> [Provided material]

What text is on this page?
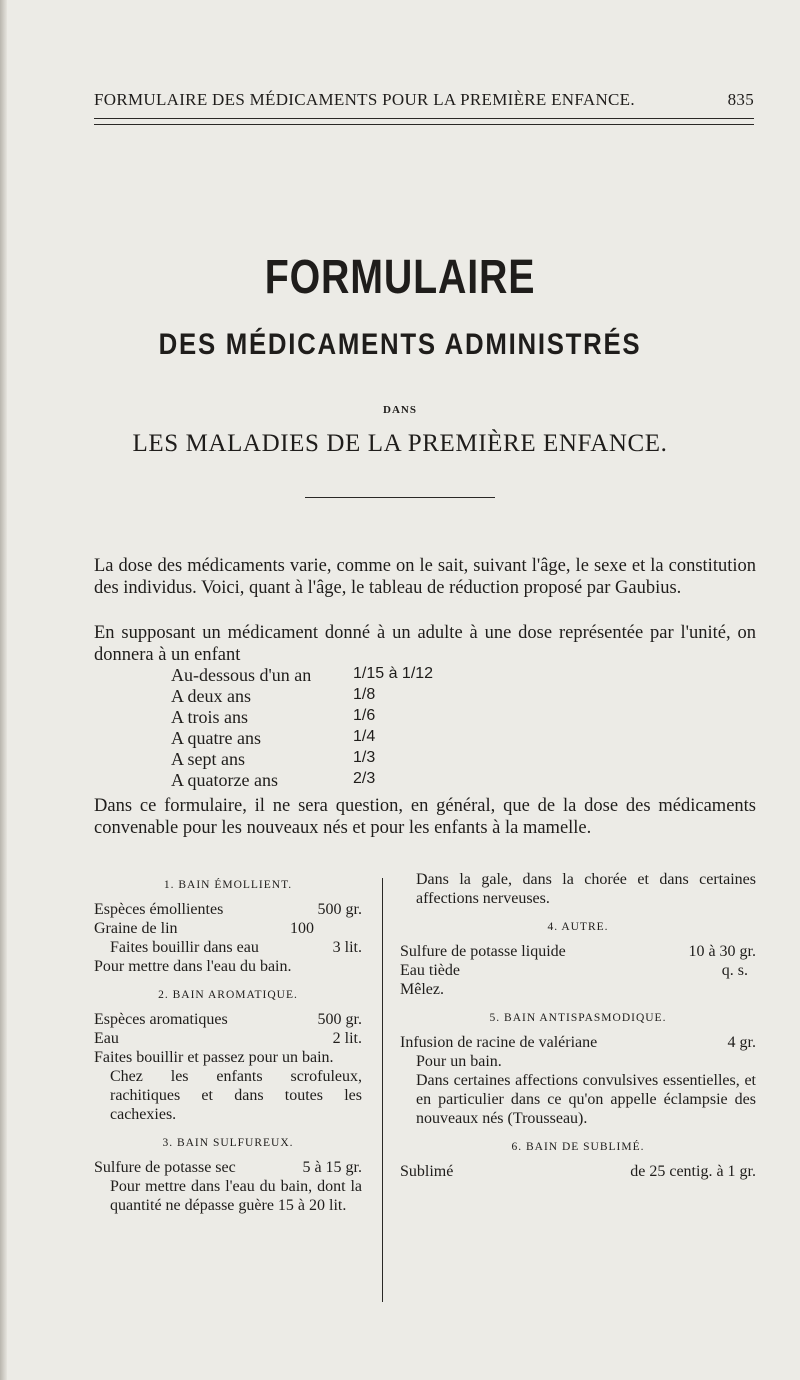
FORMULAIRE DES MÉDICAMENTS POUR LA PREMIÈRE ENFANCE.	835
FORMULAIRE
DES MÉDICAMENTS ADMINISTRÉS
DANS
LES MALADIES DE LA PREMIÈRE ENFANCE.
La dose des médicaments varie, comme on le sait, suivant l'âge, le sexe et la constitution des individus. Voici, quant à l'âge, le tableau de réduction proposé par Gaubius.
En supposant un médicament donné à un adulte à une dose représentée par l'unité, on donnera à un enfant
Au-dessous d'un an	1/15 à 1/12
A deux ans	1/8
A trois ans	1/6
A quatre ans	1/4
A sept ans	1/3
A quatorze ans	2/3
Dans ce formulaire, il ne sera question, en général, que de la dose des médicaments convenable pour les nouveaux nés et pour les enfants à la mamelle.
1. BAIN ÉMOLLIENT.
Espèces émollientes	500 gr.
Graine de lin	100
Faites bouillir dans eau	3 lit.
Pour mettre dans l'eau du bain.
2. BAIN AROMATIQUE.
Espèces aromatiques	500 gr.
Eau	2 lit.
Faites bouillir et passez pour un bain.
Chez les enfants scrofuleux, rachitiques et dans toutes les cachexies.
3. BAIN SULFUREUX.
Sulfure de potasse sec	5 à 15 gr.
Pour mettre dans l'eau du bain, dont la quantité ne dépasse guère 15 à 20 lit.
Dans la gale, dans la chorée et dans certaines affections nerveuses.
4. AUTRE.
Sulfure de potasse liquide	10 à 30 gr.
Eau tiède	q. s.
Mêlez.
5. BAIN ANTISPASMODIQUE.
Infusion de racine de valériane	4 gr.
Pour un bain.
Dans certaines affections convulsives essentielles, et en particulier dans ce qu'on appelle éclampsie des nouveaux nés (Trousseau).
6. BAIN DE SUBLIMÉ.
Sublimé	de 25 centig. à 1 gr.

> [Work instructions]
Copy out all of the data word for word. Do not carry over any picture.

> [Output for this task]
What text is on this page?
FORMULAIRE DES MÉDICAMENTS POUR LA PREMIÈRE ENFANCE.	835
FORMULAIRE
DES MÉDICAMENTS ADMINISTRÉS
DANS
LES MALADIES DE LA PREMIÈRE ENFANCE.
La dose des médicaments varie, comme on le sait, suivant l'âge, le sexe et la constitution des individus. Voici, quant à l'âge, le tableau de réduction proposé par Gaubius.
En supposant un médicament donné à un adulte à une dose représentée par l'unité, on donnera à un enfant
Au-dessous d'un an	1/15 à 1/12
A deux ans	1/8
A trois ans	1/6
A quatre ans	1/4
A sept ans	1/3
A quatorze ans	2/3
Dans ce formulaire, il ne sera question, en général, que de la dose des médicaments convenable pour les nouveaux nés et pour les enfants à la mamelle.
1. BAIN ÉMOLLIENT.
Espèces émollientes	500 gr.
Graine de lin	100
Faites bouillir dans eau	3 lit.
Pour mettre dans l'eau du bain.
2. BAIN AROMATIQUE.
Espèces aromatiques	500 gr.
Eau	2 lit.
Faites bouillir et passez pour un bain.
Chez les enfants scrofuleux, rachitiques et dans toutes les cachexies.
3. BAIN SULFUREUX.
Sulfure de potasse sec	5 à 15 gr.
Pour mettre dans l'eau du bain, dont la quantité ne dépasse guère 15 à 20 lit.
Dans la gale, dans la chorée et dans certaines affections nerveuses.
4. AUTRE.
Sulfure de potasse liquide	10 à 30 gr.
Eau tiède	q. s.
Mêlez.
5. BAIN ANTISPASMODIQUE.
Infusion de racine de valériane	4 gr.
Pour un bain.
Dans certaines affections convulsives essentielles, et en particulier dans ce qu'on appelle éclampsie des nouveaux nés (Trousseau).
6. BAIN DE SUBLIMÉ.
Sublimé	de 25 centig. à 1 gr.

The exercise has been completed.